OBJECTIVE:
Track down each line that has the word "Emphysema" and copy it.

AVAILABLE RECORDS:

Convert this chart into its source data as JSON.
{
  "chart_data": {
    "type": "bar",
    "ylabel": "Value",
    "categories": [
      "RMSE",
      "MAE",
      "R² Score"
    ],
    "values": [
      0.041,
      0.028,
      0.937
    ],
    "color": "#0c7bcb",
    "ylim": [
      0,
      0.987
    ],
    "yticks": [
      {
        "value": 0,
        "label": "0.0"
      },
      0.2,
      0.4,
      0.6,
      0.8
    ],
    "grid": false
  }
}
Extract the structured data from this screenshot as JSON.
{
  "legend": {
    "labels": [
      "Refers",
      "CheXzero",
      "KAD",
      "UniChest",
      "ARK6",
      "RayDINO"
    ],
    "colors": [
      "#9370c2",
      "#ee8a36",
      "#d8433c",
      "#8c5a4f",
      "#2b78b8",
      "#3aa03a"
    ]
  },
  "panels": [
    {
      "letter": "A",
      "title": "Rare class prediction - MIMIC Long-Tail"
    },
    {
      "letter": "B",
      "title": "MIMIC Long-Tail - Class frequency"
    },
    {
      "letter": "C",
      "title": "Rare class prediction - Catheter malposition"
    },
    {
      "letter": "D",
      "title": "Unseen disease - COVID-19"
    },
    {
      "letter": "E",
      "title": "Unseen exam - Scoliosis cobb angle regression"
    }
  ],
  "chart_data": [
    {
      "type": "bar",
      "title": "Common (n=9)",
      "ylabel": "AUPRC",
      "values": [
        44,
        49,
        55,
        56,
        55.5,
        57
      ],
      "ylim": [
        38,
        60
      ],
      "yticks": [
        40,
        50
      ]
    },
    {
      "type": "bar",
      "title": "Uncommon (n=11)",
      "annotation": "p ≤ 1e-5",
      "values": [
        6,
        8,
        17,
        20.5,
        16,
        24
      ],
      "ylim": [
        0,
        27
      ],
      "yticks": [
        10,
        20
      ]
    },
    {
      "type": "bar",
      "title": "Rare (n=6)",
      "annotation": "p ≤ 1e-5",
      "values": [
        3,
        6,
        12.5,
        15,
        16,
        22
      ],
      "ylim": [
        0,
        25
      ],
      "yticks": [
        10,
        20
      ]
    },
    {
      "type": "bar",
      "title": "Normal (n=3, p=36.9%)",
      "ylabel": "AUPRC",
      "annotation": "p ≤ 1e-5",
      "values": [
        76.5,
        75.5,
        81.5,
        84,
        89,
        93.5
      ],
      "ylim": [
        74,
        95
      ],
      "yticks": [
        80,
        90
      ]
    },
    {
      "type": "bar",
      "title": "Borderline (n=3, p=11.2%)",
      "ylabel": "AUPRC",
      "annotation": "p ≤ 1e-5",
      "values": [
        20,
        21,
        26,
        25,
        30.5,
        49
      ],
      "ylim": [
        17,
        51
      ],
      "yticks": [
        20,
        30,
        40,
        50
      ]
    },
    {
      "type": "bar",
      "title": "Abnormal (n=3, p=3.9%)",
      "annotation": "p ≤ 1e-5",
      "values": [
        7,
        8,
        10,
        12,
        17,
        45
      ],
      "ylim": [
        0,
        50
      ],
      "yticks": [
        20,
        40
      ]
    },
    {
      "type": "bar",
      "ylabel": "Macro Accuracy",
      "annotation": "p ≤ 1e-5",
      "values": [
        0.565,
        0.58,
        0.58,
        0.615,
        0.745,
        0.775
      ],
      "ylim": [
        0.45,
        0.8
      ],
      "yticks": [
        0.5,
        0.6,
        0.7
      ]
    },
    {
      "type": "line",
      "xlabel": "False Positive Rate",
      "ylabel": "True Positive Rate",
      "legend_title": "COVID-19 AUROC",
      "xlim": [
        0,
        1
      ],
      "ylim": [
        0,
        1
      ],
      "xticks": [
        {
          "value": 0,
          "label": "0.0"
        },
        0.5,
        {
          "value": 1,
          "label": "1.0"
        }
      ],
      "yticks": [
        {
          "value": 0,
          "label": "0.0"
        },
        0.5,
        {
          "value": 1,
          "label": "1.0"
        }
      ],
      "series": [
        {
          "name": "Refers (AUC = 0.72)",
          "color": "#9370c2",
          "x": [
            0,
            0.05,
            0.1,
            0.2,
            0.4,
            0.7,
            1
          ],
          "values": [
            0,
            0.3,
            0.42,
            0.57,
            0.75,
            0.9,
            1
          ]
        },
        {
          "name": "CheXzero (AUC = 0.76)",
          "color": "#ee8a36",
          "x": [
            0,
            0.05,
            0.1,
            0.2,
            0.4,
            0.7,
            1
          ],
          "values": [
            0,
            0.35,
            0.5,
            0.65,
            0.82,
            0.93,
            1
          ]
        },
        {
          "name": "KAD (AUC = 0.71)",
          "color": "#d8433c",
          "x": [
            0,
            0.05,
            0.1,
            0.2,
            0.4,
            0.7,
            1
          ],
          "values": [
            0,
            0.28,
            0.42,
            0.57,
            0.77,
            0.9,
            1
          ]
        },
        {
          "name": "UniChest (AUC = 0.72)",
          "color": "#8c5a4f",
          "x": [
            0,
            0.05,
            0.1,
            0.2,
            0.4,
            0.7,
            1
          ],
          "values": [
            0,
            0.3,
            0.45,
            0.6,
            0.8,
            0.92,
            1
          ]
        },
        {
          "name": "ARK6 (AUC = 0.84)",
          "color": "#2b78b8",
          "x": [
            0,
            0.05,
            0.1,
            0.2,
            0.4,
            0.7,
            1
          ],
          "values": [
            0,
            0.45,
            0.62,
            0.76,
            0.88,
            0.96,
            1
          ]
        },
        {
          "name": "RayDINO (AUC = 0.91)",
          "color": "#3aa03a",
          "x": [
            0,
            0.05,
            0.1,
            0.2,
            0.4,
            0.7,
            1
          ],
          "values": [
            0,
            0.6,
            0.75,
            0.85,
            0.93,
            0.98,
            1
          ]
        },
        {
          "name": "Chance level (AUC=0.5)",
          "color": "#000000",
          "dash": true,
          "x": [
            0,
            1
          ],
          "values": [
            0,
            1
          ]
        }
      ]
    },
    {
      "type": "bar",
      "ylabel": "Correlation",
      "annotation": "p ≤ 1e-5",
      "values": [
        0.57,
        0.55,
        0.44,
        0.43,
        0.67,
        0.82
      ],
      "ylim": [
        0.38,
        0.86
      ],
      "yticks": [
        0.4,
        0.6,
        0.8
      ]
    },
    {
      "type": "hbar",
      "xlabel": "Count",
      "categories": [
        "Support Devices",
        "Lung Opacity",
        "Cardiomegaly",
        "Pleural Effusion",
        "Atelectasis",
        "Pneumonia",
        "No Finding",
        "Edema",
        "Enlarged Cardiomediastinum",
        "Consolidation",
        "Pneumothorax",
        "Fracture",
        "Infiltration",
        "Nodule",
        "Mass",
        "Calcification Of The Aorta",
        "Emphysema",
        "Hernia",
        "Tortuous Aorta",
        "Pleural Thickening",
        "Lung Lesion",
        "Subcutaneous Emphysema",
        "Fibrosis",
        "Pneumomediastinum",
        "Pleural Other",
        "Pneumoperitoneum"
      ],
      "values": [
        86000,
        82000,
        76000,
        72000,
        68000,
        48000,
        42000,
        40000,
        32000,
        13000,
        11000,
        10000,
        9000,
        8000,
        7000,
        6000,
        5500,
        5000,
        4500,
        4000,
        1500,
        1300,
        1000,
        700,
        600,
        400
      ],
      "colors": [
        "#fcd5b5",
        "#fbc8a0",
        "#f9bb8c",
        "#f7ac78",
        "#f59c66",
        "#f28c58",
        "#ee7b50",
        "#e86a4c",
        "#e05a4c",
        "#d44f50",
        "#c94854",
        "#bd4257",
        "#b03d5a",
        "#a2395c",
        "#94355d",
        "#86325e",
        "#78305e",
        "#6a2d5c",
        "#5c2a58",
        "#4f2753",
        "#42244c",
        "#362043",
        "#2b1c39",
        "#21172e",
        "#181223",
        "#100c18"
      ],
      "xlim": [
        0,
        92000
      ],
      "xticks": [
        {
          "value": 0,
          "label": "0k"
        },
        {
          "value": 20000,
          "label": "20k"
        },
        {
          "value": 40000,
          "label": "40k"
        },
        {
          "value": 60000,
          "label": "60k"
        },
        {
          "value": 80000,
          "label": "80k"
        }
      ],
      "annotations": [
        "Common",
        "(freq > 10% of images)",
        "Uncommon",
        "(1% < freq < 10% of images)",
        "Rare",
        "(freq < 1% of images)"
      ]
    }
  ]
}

ANSWER BELOW:
        "Emphysema",
        "Subcutaneous Emphysema",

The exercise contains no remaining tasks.